Excerpted records section start

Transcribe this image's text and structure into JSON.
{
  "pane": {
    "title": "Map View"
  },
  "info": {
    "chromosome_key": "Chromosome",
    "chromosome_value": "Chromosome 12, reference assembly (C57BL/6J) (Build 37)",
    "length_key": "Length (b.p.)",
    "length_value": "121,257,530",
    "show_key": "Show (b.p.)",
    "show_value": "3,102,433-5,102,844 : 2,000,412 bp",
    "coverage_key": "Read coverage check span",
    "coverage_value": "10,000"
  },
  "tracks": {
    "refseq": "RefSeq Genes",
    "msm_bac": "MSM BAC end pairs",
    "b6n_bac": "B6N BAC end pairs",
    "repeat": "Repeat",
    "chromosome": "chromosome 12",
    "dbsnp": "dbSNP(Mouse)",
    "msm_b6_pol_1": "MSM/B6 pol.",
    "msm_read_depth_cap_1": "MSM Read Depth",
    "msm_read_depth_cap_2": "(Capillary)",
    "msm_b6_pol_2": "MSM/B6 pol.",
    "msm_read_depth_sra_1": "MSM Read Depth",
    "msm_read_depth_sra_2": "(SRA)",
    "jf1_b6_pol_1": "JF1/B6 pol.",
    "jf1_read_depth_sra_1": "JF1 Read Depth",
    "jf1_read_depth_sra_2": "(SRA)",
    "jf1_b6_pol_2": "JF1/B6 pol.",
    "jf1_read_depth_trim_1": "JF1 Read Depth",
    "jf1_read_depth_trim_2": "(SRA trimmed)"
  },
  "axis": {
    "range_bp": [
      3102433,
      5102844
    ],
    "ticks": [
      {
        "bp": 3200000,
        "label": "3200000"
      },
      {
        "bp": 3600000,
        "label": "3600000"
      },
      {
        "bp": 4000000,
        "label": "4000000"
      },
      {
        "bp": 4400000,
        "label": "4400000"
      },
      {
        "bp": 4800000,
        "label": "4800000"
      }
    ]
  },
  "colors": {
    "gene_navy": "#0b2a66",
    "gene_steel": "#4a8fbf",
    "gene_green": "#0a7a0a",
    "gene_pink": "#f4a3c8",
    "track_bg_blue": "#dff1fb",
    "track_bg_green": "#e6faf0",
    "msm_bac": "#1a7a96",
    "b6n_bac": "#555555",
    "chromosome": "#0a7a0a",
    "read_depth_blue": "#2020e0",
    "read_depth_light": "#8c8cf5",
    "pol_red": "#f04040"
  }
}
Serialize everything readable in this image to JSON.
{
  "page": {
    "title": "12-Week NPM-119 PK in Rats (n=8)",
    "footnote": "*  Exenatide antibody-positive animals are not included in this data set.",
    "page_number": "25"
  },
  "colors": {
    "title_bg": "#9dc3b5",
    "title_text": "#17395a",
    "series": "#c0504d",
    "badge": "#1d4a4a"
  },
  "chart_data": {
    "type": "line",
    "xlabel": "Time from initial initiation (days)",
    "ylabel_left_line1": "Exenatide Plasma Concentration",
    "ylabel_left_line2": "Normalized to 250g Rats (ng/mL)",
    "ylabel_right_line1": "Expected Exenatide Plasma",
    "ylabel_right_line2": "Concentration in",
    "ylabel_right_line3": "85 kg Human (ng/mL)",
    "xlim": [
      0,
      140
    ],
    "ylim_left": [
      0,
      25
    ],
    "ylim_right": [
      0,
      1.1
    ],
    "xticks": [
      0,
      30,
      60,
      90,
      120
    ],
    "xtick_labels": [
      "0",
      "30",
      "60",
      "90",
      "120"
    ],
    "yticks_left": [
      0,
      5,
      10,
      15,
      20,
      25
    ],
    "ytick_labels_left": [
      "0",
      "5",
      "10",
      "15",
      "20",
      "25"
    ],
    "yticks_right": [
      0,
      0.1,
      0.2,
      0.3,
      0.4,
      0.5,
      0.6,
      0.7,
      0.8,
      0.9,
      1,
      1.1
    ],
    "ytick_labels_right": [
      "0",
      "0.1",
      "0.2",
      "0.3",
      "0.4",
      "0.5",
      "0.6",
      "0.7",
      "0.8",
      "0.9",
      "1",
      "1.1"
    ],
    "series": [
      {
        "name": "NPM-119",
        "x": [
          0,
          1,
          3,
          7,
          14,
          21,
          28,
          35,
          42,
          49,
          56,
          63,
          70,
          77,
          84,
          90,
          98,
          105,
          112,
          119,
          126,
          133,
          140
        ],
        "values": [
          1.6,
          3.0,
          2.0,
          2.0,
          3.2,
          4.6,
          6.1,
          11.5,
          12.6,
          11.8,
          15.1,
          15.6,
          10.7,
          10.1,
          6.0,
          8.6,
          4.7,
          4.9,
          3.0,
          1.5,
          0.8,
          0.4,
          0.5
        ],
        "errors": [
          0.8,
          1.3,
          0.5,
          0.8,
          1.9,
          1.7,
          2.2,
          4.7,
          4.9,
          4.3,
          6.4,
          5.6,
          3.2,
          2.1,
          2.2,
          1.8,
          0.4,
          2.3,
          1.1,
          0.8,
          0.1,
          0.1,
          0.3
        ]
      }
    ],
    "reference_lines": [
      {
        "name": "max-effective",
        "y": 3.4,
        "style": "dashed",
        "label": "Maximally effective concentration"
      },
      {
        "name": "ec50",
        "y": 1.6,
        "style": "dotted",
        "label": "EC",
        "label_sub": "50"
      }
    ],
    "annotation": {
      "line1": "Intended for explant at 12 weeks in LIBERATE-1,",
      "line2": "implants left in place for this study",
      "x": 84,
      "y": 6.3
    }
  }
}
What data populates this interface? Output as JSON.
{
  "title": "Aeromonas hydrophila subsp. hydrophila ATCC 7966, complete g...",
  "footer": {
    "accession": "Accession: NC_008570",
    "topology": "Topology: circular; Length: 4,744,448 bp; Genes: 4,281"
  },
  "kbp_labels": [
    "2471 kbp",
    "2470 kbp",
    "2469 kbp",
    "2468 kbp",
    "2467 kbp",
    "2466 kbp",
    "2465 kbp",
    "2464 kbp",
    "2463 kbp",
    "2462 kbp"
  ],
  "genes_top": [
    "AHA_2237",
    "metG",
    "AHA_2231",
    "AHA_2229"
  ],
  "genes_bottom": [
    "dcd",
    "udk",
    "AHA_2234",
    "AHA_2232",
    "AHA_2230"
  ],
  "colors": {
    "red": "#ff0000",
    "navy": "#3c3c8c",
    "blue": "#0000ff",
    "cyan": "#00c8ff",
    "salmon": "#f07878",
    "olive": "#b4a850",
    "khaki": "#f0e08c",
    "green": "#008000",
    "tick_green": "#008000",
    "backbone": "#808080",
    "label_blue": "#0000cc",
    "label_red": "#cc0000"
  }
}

Excerpted records section end

--- Exercise ---
The data given before this task must be transcribed exactly and in full.

--- Response to the exercise ---
Transcribe this image's text and structure into JSON.
{
  "pane": {
    "title": "Map View"
  },
  "info": {
    "chromosome_key": "Chromosome",
    "chromosome_value": "Chromosome 12, reference assembly (C57BL/6J) (Build 37)",
    "length_key": "Length (b.p.)",
    "length_value": "121,257,530",
    "show_key": "Show (b.p.)",
    "show_value": "3,102,433-5,102,844 : 2,000,412 bp",
    "coverage_key": "Read coverage check span",
    "coverage_value": "10,000"
  },
  "tracks": {
    "refseq": "RefSeq Genes",
    "msm_bac": "MSM BAC end pairs",
    "b6n_bac": "B6N BAC end pairs",
    "repeat": "Repeat",
    "chromosome": "chromosome 12",
    "dbsnp": "dbSNP(Mouse)",
    "msm_b6_pol_1": "MSM/B6 pol.",
    "msm_read_depth_cap_1": "MSM Read Depth",
    "msm_read_depth_cap_2": "(Capillary)",
    "msm_b6_pol_2": "MSM/B6 pol.",
    "msm_read_depth_sra_1": "MSM Read Depth",
    "msm_read_depth_sra_2": "(SRA)",
    "jf1_b6_pol_1": "JF1/B6 pol.",
    "jf1_read_depth_sra_1": "JF1 Read Depth",
    "jf1_read_depth_sra_2": "(SRA)",
    "jf1_b6_pol_2": "JF1/B6 pol.",
    "jf1_read_depth_trim_1": "JF1 Read Depth",
    "jf1_read_depth_trim_2": "(SRA trimmed)"
  },
  "axis": {
    "range_bp": [
      3102433,
      5102844
    ],
    "ticks": [
      {
        "bp": 3200000,
        "label": "3200000"
      },
      {
        "bp": 3600000,
        "label": "3600000"
      },
      {
        "bp": 4000000,
        "label": "4000000"
      },
      {
        "bp": 4400000,
        "label": "4400000"
      },
      {
        "bp": 4800000,
        "label": "4800000"
      }
    ]
  },
  "colors": {
    "gene_navy": "#0b2a66",
    "gene_steel": "#4a8fbf",
    "gene_green": "#0a7a0a",
    "gene_pink": "#f4a3c8",
    "track_bg_blue": "#dff1fb",
    "track_bg_green": "#e6faf0",
    "msm_bac": "#1a7a96",
    "b6n_bac": "#555555",
    "chromosome": "#0a7a0a",
    "read_depth_blue": "#2020e0",
    "read_depth_light": "#8c8cf5",
    "pol_red": "#f04040"
  }
}
Serialize everything readable in this image to JSON.
{
  "page": {
    "title": "12-Week NPM-119 PK in Rats (n=8)",
    "footnote": "*  Exenatide antibody-positive animals are not included in this data set.",
    "page_number": "25"
  },
  "colors": {
    "title_bg": "#9dc3b5",
    "title_text": "#17395a",
    "series": "#c0504d",
    "badge": "#1d4a4a"
  },
  "chart_data": {
    "type": "line",
    "xlabel": "Time from initial initiation (days)",
    "ylabel_left_line1": "Exenatide Plasma Concentration",
    "ylabel_left_line2": "Normalized to 250g Rats (ng/mL)",
    "ylabel_right_line1": "Expected Exenatide Plasma",
    "ylabel_right_line2": "Concentration in",
    "ylabel_right_line3": "85 kg Human (ng/mL)",
    "xlim": [
      0,
      140
    ],
    "ylim_left": [
      0,
      25
    ],
    "ylim_right": [
      0,
      1.1
    ],
    "xticks": [
      0,
      30,
      60,
      90,
      120
    ],
    "xtick_labels": [
      "0",
      "30",
      "60",
      "90",
      "120"
    ],
    "yticks_left": [
      0,
      5,
      10,
      15,
      20,
      25
    ],
    "ytick_labels_left": [
      "0",
      "5",
      "10",
      "15",
      "20",
      "25"
    ],
    "yticks_right": [
      0,
      0.1,
      0.2,
      0.3,
      0.4,
      0.5,
      0.6,
      0.7,
      0.8,
      0.9,
      1,
      1.1
    ],
    "ytick_labels_right": [
      "0",
      "0.1",
      "0.2",
      "0.3",
      "0.4",
      "0.5",
      "0.6",
      "0.7",
      "0.8",
      "0.9",
      "1",
      "1.1"
    ],
    "series": [
      {
        "name": "NPM-119",
        "x": [
          0,
          1,
          3,
          7,
          14,
          21,
          28,
          35,
          42,
          49,
          56,
          63,
          70,
          77,
          84,
          90,
          98,
          105,
          112,
          119,
          126,
          133,
          140
        ],
        "values": [
          1.6,
          3.0,
          2.0,
          2.0,
          3.2,
          4.6,
          6.1,
          11.5,
          12.6,
          11.8,
          15.1,
          15.6,
          10.7,
          10.1,
          6.0,
          8.6,
          4.7,
          4.9,
          3.0,
          1.5,
          0.8,
          0.4,
          0.5
        ],
        "errors": [
          0.8,
          1.3,
          0.5,
          0.8,
          1.9,
          1.7,
          2.2,
          4.7,
          4.9,
          4.3,
          6.4,
          5.6,
          3.2,
          2.1,
          2.2,
          1.8,
          0.4,
          2.3,
          1.1,
          0.8,
          0.1,
          0.1,
          0.3
        ]
      }
    ],
    "reference_lines": [
      {
        "name": "max-effective",
        "y": 3.4,
        "style": "dashed",
        "label": "Maximally effective concentration"
      },
      {
        "name": "ec50",
        "y": 1.6,
        "style": "dotted",
        "label": "EC",
        "label_sub": "50"
      }
    ],
    "annotation": {
      "line1": "Intended for explant at 12 weeks in LIBERATE-1,",
      "line2": "implants left in place for this study",
      "x": 84,
      "y": 6.3
    }
  }
}
What data populates this interface? Output as JSON.
{
  "title": "Aeromonas hydrophila subsp. hydrophila ATCC 7966, complete g...",
  "footer": {
    "accession": "Accession: NC_008570",
    "topology": "Topology: circular; Length: 4,744,448 bp; Genes: 4,281"
  },
  "kbp_labels": [
    "2471 kbp",
    "2470 kbp",
    "2469 kbp",
    "2468 kbp",
    "2467 kbp",
    "2466 kbp",
    "2465 kbp",
    "2464 kbp",
    "2463 kbp",
    "2462 kbp"
  ],
  "genes_top": [
    "AHA_2237",
    "metG",
    "AHA_2231",
    "AHA_2229"
  ],
  "genes_bottom": [
    "dcd",
    "udk",
    "AHA_2234",
    "AHA_2232",
    "AHA_2230"
  ],
  "colors": {
    "red": "#ff0000",
    "navy": "#3c3c8c",
    "blue": "#0000ff",
    "cyan": "#00c8ff",
    "salmon": "#f07878",
    "olive": "#b4a850",
    "khaki": "#f0e08c",
    "green": "#008000",
    "tick_green": "#008000",
    "backbone": "#808080",
    "label_blue": "#0000cc",
    "label_red": "#cc0000"
  }
}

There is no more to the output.